## [Your objective]
Everything from the line containing "What's the underlying" to the last line of the records must be returned verbatim; nothing else belongs in the output.

## [Dataset content]

* * * * *

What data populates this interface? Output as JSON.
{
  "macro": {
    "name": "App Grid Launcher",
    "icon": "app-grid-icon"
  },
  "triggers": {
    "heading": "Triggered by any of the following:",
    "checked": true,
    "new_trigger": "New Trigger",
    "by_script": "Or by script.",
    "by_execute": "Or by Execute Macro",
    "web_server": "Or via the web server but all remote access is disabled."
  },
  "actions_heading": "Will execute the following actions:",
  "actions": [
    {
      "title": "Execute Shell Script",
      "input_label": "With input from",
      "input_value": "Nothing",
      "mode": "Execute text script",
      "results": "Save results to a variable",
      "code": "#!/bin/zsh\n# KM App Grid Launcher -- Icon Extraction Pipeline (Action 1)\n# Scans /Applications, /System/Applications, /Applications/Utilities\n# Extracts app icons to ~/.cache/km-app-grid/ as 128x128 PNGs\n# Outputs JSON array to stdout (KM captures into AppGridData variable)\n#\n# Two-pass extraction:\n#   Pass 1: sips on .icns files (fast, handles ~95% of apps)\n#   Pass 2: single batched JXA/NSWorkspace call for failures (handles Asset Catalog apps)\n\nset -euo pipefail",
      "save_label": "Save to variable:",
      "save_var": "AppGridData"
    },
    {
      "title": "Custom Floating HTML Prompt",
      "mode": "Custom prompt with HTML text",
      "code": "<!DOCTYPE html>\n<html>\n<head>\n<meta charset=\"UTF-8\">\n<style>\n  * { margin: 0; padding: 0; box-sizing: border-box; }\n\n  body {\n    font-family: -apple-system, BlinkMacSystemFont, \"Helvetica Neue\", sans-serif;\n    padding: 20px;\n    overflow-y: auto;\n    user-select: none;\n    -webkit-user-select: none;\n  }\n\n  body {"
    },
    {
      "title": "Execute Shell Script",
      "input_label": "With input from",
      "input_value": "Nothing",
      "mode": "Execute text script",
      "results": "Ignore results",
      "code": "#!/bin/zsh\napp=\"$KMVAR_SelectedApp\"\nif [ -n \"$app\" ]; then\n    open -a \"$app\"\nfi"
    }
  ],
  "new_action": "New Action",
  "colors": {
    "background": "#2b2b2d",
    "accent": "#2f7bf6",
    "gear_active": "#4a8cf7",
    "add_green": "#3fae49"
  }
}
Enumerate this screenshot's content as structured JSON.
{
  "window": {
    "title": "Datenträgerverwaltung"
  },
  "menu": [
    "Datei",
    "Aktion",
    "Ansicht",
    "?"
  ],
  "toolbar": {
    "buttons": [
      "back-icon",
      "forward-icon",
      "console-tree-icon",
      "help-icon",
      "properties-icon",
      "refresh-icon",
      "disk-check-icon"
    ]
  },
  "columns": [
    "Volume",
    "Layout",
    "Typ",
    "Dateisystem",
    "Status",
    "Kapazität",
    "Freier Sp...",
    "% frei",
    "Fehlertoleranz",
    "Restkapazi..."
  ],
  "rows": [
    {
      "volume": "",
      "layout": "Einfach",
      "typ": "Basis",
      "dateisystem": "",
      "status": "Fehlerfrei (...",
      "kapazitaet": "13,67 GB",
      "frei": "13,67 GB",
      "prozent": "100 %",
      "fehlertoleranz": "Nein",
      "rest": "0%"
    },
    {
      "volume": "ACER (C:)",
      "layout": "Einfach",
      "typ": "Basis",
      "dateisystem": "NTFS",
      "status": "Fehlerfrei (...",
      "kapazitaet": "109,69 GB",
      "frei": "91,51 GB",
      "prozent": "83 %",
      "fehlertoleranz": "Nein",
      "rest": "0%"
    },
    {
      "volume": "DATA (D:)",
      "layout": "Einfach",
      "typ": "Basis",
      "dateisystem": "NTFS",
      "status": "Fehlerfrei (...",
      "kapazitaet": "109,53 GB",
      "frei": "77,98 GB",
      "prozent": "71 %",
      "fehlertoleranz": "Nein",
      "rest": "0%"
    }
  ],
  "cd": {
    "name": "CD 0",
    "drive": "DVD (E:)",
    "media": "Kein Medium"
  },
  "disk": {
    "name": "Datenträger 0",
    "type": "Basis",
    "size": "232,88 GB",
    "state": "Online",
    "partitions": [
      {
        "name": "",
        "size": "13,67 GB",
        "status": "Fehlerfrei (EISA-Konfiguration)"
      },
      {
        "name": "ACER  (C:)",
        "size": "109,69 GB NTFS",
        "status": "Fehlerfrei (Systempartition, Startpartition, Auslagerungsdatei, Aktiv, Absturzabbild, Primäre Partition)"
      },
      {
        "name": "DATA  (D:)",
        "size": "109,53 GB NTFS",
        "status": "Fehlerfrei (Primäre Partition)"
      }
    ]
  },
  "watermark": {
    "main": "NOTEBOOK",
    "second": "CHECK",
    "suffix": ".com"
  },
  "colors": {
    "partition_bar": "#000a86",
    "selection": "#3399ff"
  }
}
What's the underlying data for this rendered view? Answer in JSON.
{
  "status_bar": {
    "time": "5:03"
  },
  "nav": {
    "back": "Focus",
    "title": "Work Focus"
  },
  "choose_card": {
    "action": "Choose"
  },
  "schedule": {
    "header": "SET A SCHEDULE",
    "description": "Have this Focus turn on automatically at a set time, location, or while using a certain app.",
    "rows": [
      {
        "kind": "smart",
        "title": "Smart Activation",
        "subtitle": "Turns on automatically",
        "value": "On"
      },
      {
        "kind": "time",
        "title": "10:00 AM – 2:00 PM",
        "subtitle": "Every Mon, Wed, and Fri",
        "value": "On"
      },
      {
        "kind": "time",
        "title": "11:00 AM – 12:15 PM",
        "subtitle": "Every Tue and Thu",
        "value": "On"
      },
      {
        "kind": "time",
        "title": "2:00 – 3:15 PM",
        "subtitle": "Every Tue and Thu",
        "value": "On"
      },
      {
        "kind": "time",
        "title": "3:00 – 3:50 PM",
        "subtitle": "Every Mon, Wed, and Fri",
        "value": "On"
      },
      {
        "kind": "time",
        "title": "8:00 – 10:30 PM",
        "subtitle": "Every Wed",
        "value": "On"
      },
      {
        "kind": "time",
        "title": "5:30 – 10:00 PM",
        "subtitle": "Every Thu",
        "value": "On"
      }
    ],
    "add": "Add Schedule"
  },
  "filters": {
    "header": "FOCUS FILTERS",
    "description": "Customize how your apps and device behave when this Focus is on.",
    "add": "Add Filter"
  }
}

* * * * *

## [Expected output]
What's the underlying data for this rendered view? Answer in JSON.
{
  "status_bar": {
    "time": "5:03"
  },
  "nav": {
    "back": "Focus",
    "title": "Work Focus"
  },
  "choose_card": {
    "action": "Choose"
  },
  "schedule": {
    "header": "SET A SCHEDULE",
    "description": "Have this Focus turn on automatically at a set time, location, or while using a certain app.",
    "rows": [
      {
        "kind": "smart",
        "title": "Smart Activation",
        "subtitle": "Turns on automatically",
        "value": "On"
      },
      {
        "kind": "time",
        "title": "10:00 AM – 2:00 PM",
        "subtitle": "Every Mon, Wed, and Fri",
        "value": "On"
      },
      {
        "kind": "time",
        "title": "11:00 AM – 12:15 PM",
        "subtitle": "Every Tue and Thu",
        "value": "On"
      },
      {
        "kind": "time",
        "title": "2:00 – 3:15 PM",
        "subtitle": "Every Tue and Thu",
        "value": "On"
      },
      {
        "kind": "time",
        "title": "3:00 – 3:50 PM",
        "subtitle": "Every Mon, Wed, and Fri",
        "value": "On"
      },
      {
        "kind": "time",
        "title": "8:00 – 10:30 PM",
        "subtitle": "Every Wed",
        "value": "On"
      },
      {
        "kind": "time",
        "title": "5:30 – 10:00 PM",
        "subtitle": "Every Thu",
        "value": "On"
      }
    ],
    "add": "Add Schedule"
  },
  "filters": {
    "header": "FOCUS FILTERS",
    "description": "Customize how your apps and device behave when this Focus is on.",
    "add": "Add Filter"
  }
}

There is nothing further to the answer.